▸ **Short task**
Skip every line before the one containing "Serialize everything readable", then copy that line and the rest of the entries below exactly, through the last line.

Dataset rows
+-------+

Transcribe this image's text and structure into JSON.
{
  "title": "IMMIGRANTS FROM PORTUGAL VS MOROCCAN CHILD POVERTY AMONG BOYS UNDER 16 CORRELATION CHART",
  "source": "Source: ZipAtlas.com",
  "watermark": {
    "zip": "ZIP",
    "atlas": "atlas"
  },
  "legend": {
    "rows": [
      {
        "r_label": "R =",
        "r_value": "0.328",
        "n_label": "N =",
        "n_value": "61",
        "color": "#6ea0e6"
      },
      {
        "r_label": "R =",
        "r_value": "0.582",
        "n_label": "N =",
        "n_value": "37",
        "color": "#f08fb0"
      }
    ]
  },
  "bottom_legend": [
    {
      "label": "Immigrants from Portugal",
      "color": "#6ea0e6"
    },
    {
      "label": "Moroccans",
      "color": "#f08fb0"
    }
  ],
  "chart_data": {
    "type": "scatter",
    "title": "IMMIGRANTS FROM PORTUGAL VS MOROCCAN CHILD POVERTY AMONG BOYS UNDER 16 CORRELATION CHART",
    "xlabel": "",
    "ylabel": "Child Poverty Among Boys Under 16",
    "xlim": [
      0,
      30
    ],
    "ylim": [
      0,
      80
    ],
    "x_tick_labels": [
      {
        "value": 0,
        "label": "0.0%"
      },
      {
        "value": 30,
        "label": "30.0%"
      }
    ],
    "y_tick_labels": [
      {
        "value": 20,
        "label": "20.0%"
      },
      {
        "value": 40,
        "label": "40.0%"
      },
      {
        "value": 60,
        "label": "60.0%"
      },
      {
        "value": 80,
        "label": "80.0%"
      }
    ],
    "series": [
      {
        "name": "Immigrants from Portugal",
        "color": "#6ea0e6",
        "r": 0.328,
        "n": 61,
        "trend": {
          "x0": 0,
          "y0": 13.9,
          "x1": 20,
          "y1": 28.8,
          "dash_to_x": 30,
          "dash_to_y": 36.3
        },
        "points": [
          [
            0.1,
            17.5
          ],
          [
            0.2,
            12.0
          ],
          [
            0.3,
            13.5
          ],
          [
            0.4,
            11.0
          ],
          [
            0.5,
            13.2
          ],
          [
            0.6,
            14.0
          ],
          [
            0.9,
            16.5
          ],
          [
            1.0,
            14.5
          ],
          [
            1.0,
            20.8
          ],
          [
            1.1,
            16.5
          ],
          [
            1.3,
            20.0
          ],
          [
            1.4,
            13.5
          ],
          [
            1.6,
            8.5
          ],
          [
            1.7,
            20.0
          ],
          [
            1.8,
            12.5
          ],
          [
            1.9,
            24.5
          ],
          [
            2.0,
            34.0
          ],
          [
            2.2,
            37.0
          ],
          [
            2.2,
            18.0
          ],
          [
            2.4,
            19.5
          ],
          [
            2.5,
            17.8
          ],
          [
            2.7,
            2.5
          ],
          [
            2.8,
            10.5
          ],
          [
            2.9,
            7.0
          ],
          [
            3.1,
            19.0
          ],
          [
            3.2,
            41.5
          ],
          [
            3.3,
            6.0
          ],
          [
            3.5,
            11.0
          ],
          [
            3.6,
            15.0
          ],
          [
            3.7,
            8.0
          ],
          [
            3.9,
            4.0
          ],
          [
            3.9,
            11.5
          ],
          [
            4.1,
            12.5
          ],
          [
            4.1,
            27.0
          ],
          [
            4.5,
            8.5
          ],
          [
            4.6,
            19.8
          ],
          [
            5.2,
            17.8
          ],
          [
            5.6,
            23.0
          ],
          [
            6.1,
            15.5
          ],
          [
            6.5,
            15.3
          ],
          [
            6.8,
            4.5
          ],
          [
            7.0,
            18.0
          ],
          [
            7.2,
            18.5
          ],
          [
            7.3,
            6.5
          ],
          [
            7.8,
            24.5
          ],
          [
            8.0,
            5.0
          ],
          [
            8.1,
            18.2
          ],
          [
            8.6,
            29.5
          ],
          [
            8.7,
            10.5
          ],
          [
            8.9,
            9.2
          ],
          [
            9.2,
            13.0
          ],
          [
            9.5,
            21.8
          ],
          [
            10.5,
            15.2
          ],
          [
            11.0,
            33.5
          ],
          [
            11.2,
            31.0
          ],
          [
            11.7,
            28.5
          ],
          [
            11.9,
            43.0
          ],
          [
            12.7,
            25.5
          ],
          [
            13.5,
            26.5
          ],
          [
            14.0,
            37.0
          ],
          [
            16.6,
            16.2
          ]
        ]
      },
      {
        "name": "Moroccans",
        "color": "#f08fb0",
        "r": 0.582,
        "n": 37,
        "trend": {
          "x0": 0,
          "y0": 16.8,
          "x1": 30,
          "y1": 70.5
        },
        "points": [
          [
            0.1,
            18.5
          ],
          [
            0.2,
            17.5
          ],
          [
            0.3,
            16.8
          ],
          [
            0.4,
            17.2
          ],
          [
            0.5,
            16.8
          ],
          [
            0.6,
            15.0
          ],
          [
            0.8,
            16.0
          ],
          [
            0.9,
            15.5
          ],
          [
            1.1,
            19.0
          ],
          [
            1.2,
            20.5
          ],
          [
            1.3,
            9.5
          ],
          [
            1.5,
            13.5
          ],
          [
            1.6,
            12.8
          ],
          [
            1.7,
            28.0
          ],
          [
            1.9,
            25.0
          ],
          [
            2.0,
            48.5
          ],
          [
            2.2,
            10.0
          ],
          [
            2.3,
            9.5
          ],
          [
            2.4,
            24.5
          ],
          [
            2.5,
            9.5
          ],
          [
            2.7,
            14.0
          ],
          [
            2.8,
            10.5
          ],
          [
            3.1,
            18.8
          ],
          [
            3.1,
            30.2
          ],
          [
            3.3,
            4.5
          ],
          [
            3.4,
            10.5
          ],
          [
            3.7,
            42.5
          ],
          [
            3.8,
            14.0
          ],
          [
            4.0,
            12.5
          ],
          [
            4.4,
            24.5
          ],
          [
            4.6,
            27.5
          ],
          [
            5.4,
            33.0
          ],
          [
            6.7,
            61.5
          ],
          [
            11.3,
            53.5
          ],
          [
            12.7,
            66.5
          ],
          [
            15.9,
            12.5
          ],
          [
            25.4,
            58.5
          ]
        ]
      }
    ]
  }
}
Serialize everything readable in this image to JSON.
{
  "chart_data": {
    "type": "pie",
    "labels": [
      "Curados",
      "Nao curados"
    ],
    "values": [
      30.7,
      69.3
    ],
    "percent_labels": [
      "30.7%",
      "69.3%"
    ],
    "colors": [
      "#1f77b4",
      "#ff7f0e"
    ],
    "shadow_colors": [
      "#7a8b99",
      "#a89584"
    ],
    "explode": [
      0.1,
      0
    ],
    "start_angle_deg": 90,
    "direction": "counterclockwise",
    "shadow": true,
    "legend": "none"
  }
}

+-------+

▸ **Task output**
Serialize everything readable in this image to JSON.
{
  "chart_data": {
    "type": "pie",
    "labels": [
      "Curados",
      "Nao curados"
    ],
    "values": [
      30.7,
      69.3
    ],
    "percent_labels": [
      "30.7%",
      "69.3%"
    ],
    "colors": [
      "#1f77b4",
      "#ff7f0e"
    ],
    "shadow_colors": [
      "#7a8b99",
      "#a89584"
    ],
    "explode": [
      0.1,
      0
    ],
    "start_angle_deg": 90,
    "direction": "counterclockwise",
    "shadow": true,
    "legend": "none"
  }
}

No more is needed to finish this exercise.